(WHAT TO WORK ON) Repeat all of the records verbatim.

(AVAILABLE DATA)
·····
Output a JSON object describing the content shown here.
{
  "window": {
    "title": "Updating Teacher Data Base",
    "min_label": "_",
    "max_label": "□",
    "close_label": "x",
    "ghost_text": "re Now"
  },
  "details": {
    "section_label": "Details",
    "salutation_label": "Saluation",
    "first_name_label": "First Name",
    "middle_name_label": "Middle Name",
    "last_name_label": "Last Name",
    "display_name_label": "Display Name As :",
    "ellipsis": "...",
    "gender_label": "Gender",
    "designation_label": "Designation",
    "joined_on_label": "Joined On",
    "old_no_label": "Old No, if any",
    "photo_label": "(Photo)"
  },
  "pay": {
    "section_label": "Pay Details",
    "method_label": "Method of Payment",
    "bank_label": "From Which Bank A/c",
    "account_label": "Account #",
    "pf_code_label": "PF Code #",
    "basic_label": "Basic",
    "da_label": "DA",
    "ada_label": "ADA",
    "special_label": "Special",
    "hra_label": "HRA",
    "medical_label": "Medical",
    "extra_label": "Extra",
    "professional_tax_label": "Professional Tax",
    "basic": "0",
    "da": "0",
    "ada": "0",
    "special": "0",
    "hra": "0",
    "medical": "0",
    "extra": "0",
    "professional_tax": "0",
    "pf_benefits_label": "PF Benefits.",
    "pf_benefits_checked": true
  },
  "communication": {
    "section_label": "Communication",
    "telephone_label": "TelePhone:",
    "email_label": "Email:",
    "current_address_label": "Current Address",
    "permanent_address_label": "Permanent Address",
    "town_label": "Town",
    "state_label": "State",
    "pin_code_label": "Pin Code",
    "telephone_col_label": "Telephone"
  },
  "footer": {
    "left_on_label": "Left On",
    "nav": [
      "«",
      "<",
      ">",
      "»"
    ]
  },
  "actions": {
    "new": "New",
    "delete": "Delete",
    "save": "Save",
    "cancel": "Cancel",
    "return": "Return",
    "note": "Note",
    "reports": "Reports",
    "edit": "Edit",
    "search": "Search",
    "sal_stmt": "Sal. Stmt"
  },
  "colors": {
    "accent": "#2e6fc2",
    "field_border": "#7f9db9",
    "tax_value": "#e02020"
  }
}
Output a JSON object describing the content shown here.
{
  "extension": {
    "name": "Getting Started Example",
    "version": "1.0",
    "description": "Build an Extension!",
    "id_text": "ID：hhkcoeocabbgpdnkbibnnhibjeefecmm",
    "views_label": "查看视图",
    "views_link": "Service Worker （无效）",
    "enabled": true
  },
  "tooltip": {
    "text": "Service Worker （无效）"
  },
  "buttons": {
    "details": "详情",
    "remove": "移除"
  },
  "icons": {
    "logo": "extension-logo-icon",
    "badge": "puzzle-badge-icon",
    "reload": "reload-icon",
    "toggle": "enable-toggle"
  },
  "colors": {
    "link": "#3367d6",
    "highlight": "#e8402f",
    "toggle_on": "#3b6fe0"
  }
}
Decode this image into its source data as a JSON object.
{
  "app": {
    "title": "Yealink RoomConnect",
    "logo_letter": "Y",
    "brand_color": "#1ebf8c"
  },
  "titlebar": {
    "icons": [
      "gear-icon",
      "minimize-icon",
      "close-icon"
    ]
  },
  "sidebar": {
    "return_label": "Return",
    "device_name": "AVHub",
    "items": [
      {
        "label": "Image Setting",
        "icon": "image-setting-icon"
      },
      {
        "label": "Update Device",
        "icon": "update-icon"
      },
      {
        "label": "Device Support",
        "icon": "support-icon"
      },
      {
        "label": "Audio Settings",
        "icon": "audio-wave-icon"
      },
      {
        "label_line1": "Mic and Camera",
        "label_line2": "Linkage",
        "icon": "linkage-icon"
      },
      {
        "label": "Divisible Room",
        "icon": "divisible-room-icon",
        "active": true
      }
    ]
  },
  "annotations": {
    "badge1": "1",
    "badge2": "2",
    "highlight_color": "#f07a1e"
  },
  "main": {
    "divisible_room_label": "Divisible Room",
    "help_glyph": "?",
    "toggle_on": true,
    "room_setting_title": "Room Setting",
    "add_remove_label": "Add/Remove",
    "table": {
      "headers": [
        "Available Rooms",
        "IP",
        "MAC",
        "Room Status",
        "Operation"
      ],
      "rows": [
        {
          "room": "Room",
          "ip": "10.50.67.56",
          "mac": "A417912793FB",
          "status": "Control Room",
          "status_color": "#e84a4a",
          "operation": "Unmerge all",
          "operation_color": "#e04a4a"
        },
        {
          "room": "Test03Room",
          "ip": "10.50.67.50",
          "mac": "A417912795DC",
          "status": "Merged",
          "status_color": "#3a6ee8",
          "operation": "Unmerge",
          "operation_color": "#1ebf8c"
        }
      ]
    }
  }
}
·····
(TASK OUTPUT)
Output a JSON object describing the content shown here.
{
  "window": {
    "title": "Updating Teacher Data Base",
    "min_label": "_",
    "max_label": "□",
    "close_label": "x",
    "ghost_text": "re Now"
  },
  "details": {
    "section_label": "Details",
    "salutation_label": "Saluation",
    "first_name_label": "First Name",
    "middle_name_label": "Middle Name",
    "last_name_label": "Last Name",
    "display_name_label": "Display Name As :",
    "ellipsis": "...",
    "gender_label": "Gender",
    "designation_label": "Designation",
    "joined_on_label": "Joined On",
    "old_no_label": "Old No, if any",
    "photo_label": "(Photo)"
  },
  "pay": {
    "section_label": "Pay Details",
    "method_label": "Method of Payment",
    "bank_label": "From Which Bank A/c",
    "account_label": "Account #",
    "pf_code_label": "PF Code #",
    "basic_label": "Basic",
    "da_label": "DA",
    "ada_label": "ADA",
    "special_label": "Special",
    "hra_label": "HRA",
    "medical_label": "Medical",
    "extra_label": "Extra",
    "professional_tax_label": "Professional Tax",
    "basic": "0",
    "da": "0",
    "ada": "0",
    "special": "0",
    "hra": "0",
    "medical": "0",
    "extra": "0",
    "professional_tax": "0",
    "pf_benefits_label": "PF Benefits.",
    "pf_benefits_checked": true
  },
  "communication": {
    "section_label": "Communication",
    "telephone_label": "TelePhone:",
    "email_label": "Email:",
    "current_address_label": "Current Address",
    "permanent_address_label": "Permanent Address",
    "town_label": "Town",
    "state_label": "State",
    "pin_code_label": "Pin Code",
    "telephone_col_label": "Telephone"
  },
  "footer": {
    "left_on_label": "Left On",
    "nav": [
      "«",
      "<",
      ">",
      "»"
    ]
  },
  "actions": {
    "new": "New",
    "delete": "Delete",
    "save": "Save",
    "cancel": "Cancel",
    "return": "Return",
    "note": "Note",
    "reports": "Reports",
    "edit": "Edit",
    "search": "Search",
    "sal_stmt": "Sal. Stmt"
  },
  "colors": {
    "accent": "#2e6fc2",
    "field_border": "#7f9db9",
    "tax_value": "#e02020"
  }
}
Output a JSON object describing the content shown here.
{
  "extension": {
    "name": "Getting Started Example",
    "version": "1.0",
    "description": "Build an Extension!",
    "id_text": "ID：hhkcoeocabbgpdnkbibnnhibjeefecmm",
    "views_label": "查看视图",
    "views_link": "Service Worker （无效）",
    "enabled": true
  },
  "tooltip": {
    "text": "Service Worker （无效）"
  },
  "buttons": {
    "details": "详情",
    "remove": "移除"
  },
  "icons": {
    "logo": "extension-logo-icon",
    "badge": "puzzle-badge-icon",
    "reload": "reload-icon",
    "toggle": "enable-toggle"
  },
  "colors": {
    "link": "#3367d6",
    "highlight": "#e8402f",
    "toggle_on": "#3b6fe0"
  }
}
Decode this image into its source data as a JSON object.
{
  "app": {
    "title": "Yealink RoomConnect",
    "logo_letter": "Y",
    "brand_color": "#1ebf8c"
  },
  "titlebar": {
    "icons": [
      "gear-icon",
      "minimize-icon",
      "close-icon"
    ]
  },
  "sidebar": {
    "return_label": "Return",
    "device_name": "AVHub",
    "items": [
      {
        "label": "Image Setting",
        "icon": "image-setting-icon"
      },
      {
        "label": "Update Device",
        "icon": "update-icon"
      },
      {
        "label": "Device Support",
        "icon": "support-icon"
      },
      {
        "label": "Audio Settings",
        "icon": "audio-wave-icon"
      },
      {
        "label_line1": "Mic and Camera",
        "label_line2": "Linkage",
        "icon": "linkage-icon"
      },
      {
        "label": "Divisible Room",
        "icon": "divisible-room-icon",
        "active": true
      }
    ]
  },
  "annotations": {
    "badge1": "1",
    "badge2": "2",
    "highlight_color": "#f07a1e"
  },
  "main": {
    "divisible_room_label": "Divisible Room",
    "help_glyph": "?",
    "toggle_on": true,
    "room_setting_title": "Room Setting",
    "add_remove_label": "Add/Remove",
    "table": {
      "headers": [
        "Available Rooms",
        "IP",
        "MAC",
        "Room Status",
        "Operation"
      ],
      "rows": [
        {
          "room": "Room",
          "ip": "10.50.67.56",
          "mac": "A417912793FB",
          "status": "Control Room",
          "status_color": "#e84a4a",
          "operation": "Unmerge all",
          "operation_color": "#e04a4a"
        },
        {
          "room": "Test03Room",
          "ip": "10.50.67.50",
          "mac": "A417912795DC",
          "status": "Merged",
          "status_color": "#3a6ee8",
          "operation": "Unmerge",
          "operation_color": "#1ebf8c"
        }
      ]
    }
  }
}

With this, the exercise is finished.